» Exercise description:
Lines that include the word "robe" are the ones to copy.
## BEGIN Information shown
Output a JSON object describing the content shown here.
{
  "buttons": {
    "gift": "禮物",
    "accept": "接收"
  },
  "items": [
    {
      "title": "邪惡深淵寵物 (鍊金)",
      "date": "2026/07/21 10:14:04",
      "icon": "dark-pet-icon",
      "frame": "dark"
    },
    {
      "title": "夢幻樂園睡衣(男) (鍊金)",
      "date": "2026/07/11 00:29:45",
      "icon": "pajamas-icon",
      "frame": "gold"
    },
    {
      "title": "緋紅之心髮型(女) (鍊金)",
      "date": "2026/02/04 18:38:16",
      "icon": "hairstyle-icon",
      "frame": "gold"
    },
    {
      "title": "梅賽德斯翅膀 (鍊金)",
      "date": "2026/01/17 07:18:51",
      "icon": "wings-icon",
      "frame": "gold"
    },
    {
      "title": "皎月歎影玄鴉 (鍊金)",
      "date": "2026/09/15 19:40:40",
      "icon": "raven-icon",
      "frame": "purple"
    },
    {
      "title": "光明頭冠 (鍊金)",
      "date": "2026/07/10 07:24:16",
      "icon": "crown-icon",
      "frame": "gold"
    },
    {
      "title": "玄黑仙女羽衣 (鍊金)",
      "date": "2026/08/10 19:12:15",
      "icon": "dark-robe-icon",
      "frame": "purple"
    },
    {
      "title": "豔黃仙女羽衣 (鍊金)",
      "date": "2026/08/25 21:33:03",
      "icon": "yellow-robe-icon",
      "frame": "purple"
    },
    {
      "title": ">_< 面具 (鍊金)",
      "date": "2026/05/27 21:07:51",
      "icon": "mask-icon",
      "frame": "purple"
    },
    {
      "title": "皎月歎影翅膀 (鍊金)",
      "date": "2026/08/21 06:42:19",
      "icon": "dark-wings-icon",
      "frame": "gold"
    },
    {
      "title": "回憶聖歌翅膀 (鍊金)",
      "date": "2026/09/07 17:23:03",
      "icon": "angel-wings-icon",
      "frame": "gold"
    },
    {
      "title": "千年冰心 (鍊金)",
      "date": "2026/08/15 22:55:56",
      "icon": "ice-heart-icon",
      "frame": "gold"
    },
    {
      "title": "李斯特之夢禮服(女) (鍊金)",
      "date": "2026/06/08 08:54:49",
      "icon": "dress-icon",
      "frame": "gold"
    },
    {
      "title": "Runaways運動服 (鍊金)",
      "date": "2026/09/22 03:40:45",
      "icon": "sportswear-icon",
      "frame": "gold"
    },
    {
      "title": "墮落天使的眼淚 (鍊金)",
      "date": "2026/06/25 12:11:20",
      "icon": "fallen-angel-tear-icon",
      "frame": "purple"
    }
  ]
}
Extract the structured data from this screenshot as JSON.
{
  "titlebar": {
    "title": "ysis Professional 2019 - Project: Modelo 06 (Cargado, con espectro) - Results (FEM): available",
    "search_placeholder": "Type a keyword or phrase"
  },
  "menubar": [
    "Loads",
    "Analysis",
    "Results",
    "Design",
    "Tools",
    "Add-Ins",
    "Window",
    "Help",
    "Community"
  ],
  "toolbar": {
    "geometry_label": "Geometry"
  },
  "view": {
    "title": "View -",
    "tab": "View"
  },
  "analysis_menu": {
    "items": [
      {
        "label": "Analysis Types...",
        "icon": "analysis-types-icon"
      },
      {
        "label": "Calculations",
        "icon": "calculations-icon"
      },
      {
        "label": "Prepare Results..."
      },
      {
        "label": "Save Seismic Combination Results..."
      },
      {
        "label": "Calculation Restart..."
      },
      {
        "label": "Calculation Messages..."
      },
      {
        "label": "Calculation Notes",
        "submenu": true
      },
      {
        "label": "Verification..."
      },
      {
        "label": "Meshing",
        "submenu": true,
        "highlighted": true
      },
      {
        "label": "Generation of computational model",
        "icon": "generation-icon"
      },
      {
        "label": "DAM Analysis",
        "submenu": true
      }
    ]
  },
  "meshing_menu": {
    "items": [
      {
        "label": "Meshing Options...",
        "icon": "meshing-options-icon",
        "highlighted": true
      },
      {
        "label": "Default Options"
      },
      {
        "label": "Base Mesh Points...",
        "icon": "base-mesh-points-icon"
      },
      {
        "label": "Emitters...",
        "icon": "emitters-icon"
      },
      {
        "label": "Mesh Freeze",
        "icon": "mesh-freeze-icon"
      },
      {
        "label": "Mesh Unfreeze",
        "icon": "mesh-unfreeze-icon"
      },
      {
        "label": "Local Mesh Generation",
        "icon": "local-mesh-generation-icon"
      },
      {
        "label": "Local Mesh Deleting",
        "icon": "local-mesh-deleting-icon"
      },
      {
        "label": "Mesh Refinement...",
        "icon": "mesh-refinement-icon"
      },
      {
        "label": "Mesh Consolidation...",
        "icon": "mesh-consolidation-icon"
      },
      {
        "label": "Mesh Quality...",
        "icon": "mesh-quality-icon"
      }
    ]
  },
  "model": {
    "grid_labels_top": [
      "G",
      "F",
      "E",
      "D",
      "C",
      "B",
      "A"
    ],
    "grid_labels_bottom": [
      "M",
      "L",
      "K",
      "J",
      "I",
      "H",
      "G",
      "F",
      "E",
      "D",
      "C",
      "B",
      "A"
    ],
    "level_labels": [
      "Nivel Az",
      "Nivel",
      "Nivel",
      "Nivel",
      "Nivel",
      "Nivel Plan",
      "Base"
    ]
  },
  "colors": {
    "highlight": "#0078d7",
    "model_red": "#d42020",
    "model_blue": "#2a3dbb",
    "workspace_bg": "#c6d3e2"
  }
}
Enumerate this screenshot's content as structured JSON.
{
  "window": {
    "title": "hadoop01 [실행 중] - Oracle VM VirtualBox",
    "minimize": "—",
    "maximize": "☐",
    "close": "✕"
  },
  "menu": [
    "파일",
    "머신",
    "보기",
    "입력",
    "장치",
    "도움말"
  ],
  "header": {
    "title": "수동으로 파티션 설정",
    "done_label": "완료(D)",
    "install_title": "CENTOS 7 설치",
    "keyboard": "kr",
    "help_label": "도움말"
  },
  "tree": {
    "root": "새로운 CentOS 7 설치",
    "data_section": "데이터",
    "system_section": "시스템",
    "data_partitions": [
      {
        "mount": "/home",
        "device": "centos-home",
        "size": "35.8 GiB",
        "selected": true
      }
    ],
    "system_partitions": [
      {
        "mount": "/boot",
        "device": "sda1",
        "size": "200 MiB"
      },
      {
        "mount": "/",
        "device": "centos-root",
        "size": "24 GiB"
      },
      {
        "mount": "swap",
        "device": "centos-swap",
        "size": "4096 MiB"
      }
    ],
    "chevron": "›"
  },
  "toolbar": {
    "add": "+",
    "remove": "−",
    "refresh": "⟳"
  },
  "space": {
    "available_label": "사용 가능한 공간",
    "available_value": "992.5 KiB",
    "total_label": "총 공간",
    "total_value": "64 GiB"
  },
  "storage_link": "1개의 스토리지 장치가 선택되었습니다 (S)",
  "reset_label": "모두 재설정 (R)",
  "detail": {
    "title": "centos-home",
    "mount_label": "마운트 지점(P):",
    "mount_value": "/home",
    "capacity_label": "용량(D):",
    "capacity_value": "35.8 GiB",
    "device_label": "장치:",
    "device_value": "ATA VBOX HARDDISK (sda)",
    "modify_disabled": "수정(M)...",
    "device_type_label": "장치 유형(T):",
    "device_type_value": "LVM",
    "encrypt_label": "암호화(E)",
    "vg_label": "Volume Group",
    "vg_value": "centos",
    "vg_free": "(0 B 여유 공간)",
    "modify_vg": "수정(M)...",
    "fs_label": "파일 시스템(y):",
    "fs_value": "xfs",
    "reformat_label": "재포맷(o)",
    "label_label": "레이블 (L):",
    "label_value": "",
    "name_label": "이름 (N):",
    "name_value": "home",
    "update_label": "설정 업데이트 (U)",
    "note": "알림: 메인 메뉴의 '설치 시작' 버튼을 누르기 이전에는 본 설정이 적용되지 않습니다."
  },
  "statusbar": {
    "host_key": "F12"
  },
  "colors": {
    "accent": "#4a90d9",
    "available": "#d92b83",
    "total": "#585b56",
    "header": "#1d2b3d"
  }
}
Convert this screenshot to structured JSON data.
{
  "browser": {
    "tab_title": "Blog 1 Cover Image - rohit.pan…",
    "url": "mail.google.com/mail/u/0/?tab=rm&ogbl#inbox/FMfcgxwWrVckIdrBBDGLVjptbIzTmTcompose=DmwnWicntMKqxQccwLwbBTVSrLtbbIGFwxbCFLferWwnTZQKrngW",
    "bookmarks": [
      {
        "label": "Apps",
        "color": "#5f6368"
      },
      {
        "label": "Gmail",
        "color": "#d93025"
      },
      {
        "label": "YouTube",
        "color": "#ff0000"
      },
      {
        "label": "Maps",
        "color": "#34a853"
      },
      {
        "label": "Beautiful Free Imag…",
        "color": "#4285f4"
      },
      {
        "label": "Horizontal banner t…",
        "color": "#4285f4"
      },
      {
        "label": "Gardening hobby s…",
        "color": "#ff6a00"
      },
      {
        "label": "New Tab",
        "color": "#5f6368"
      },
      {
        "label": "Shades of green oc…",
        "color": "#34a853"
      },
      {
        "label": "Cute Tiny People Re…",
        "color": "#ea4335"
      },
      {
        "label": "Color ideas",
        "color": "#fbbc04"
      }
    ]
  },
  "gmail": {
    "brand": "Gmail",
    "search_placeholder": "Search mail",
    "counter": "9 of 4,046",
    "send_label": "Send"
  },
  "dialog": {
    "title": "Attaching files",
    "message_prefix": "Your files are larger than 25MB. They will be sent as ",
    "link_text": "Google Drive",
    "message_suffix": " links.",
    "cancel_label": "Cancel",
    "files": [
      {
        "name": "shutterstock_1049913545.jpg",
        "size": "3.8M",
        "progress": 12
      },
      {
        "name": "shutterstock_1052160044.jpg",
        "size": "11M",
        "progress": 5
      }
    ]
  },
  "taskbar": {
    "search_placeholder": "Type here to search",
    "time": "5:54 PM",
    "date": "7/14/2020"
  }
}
## END Information shown
» Final answer:
      "icon": "dark-robe-icon",
      "icon": "yellow-robe-icon",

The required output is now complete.